§ WHAT IS NEEDED
Find the word "打开弹簧夹" in the data. Return every line where it appears.

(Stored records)

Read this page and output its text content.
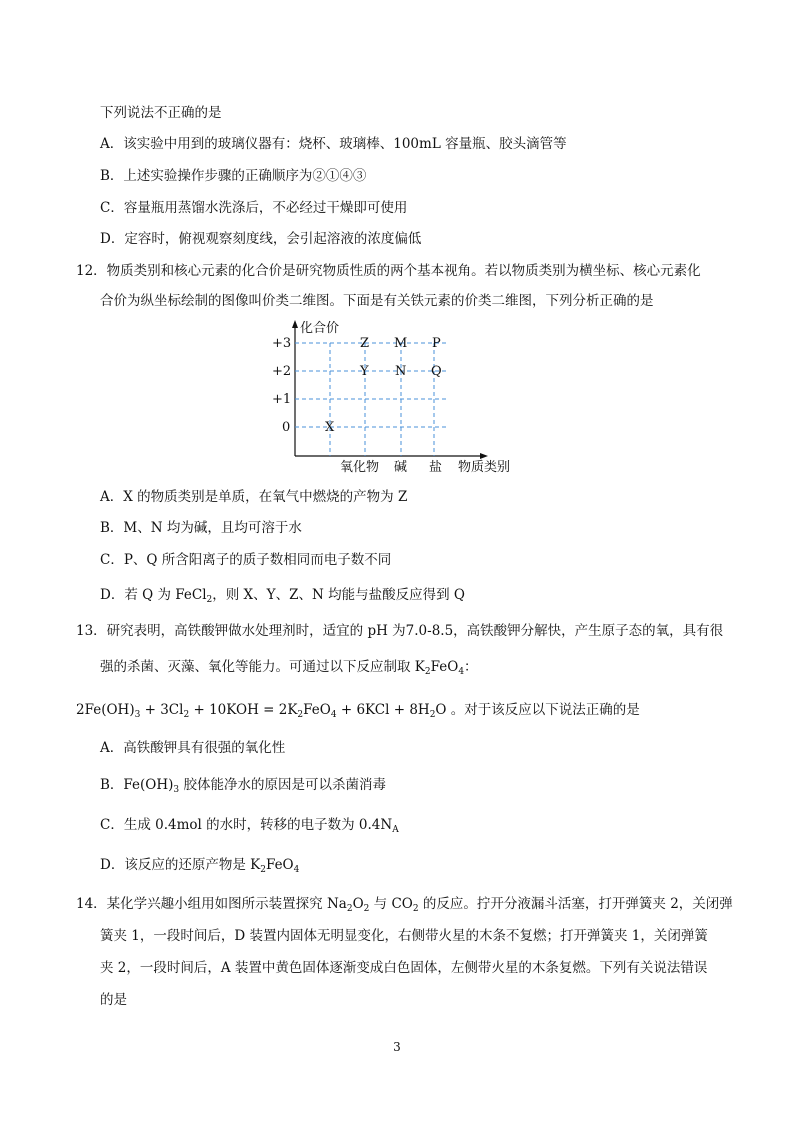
下列说法不正确的是
A．该实验中用到的玻璃仪器有：烧杯、玻璃棒、100mL 容量瓶、胶头滴管等
B．上述实验操作步骤的正确顺序为②①④③
C．容量瓶用蒸馏水洗涤后，不必经过干燥即可使用
D．定容时，俯视观察刻度线，会引起溶液的浓度偏低
12．物质类别和核心元素的化合价是研究物质性质的两个基本视角。若以物质类别为横坐标、核心元素化
合价为纵坐标绘制的图像叫价类二维图。下面是有关铁元素的价类二维图，下列分析正确的是
化合价
物质类别
+3
+2
+1
0
氧化物 碱 盐
X
Z
Y
M
N
P
Q
A．X 的物质类别是单质，在氧气中燃烧的产物为 Z
B．M、N 均为碱，且均可溶于水
C．P、Q 所含阳离子的质子数相同而电子数不同
D．若 Q 为 FeCl$_2$，则 X、Y、Z、N 均能与盐酸反应得到 Q
13．研究表明，高铁酸钾做水处理剂时，适宜的 pH 为7.0-8.5，高铁酸钾分解快，产生原子态的氧，具有很
强的杀菌、灭藻、氧化等能力。可通过以下反应制取 $K_2FeO_4$：
$2Fe(OH)_3 + 3Cl_2 + 10KOH = 2K_2FeO_4 + 6KCl + 8H_2O$ 。对于该反应以下说法正确的是
A．高铁酸钾具有很强的氧化性
B．$Fe(OH)_3$ 胶体能净水的原因是可以杀菌消毒
C．生成 0.4mol 的水时，转移的电子数为 $0.4N_A$
D．该反应的还原产物是 $K_2FeO_4$
14．某化学兴趣小组用如图所示装置探究 $Na_2O_2$ 与 $CO_2$ 的反应。拧开分液漏斗活塞，打开弹簧夹 2，关闭弹
簧夹 1，一段时间后，D 装置内固体无明显变化，右侧带火星的木条不复燃；打开弹簧夹 1，关闭弹簧
夹 2，一段时间后，A 装置中黄色固体逐渐变成白色固体，左侧带火星的木条复燃。下列有关说法错误
的是
3
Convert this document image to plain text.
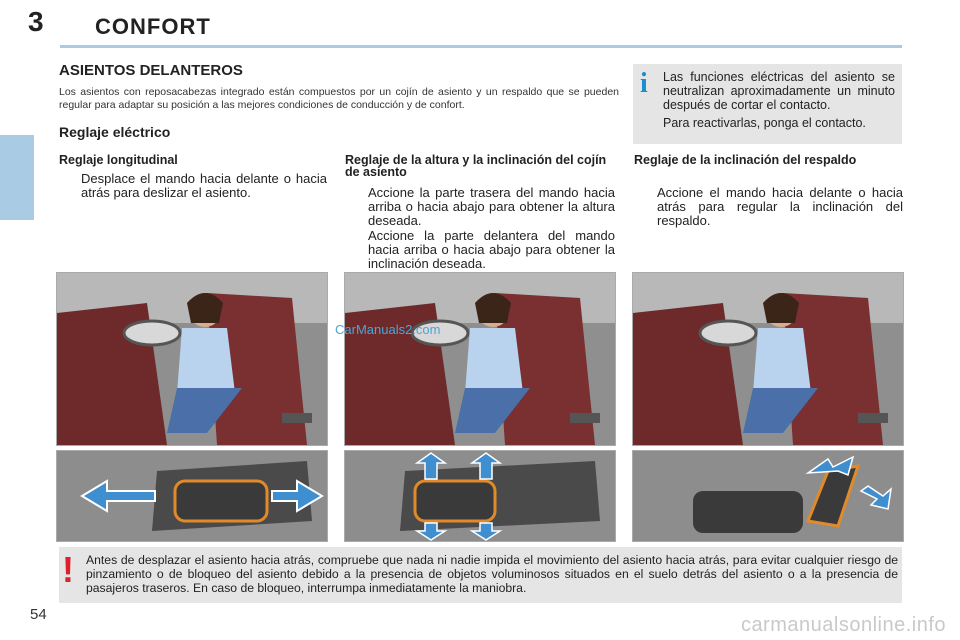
3 CONFORT
ASIENTOS DELANTEROS
Los asientos con reposacabezas integrado están compuestos por un cojín de asiento y un respaldo que se pueden regular para adaptar su posición a las mejores condiciones de conducción y de confort.
Reglaje eléctrico
i Las funciones eléctricas del asiento se neutralizan aproximadamente un minuto después de cortar el contacto.

Para reactivarlas, ponga el contacto.

Reglaje longitudinal
Desplace el mando hacia delante o hacia atrás para deslizar el asiento.
Reglaje de la altura y la inclinación del cojín de asiento
Accione la parte trasera del mando hacia arriba o hacia abajo para obtener la altura deseada.
Accione la parte delantera del mando hacia arriba o hacia abajo para obtener la inclinación deseada.
Reglaje de la inclinación del respaldo
Accione el mando hacia delante o hacia atrás para regular la inclinación del respaldo.
CarManuals2.com
! Antes de desplazar el asiento hacia atrás, compruebe que nada ni nadie impida el movimiento del asiento hacia atrás, para evitar cualquier riesgo de pinzamiento o de bloqueo del asiento debido a la presencia de objetos voluminosos situados en el suelo detrás del asiento o a la presencia de pasajeros traseros. En caso de bloqueo, interrumpa inmediatamente la maniobra.
54	carmanualsonline.info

§ FINAL RESULT
14．某化学兴趣小组用如图所示装置探究 $Na_2O_2$ 与 $CO_2$ 的反应。拧开分液漏斗活塞，打开弹簧夹 2，关闭弹
簧夹 1，一段时间后，D 装置内固体无明显变化，右侧带火星的木条不复燃；打开弹簧夹 1，关闭弹簧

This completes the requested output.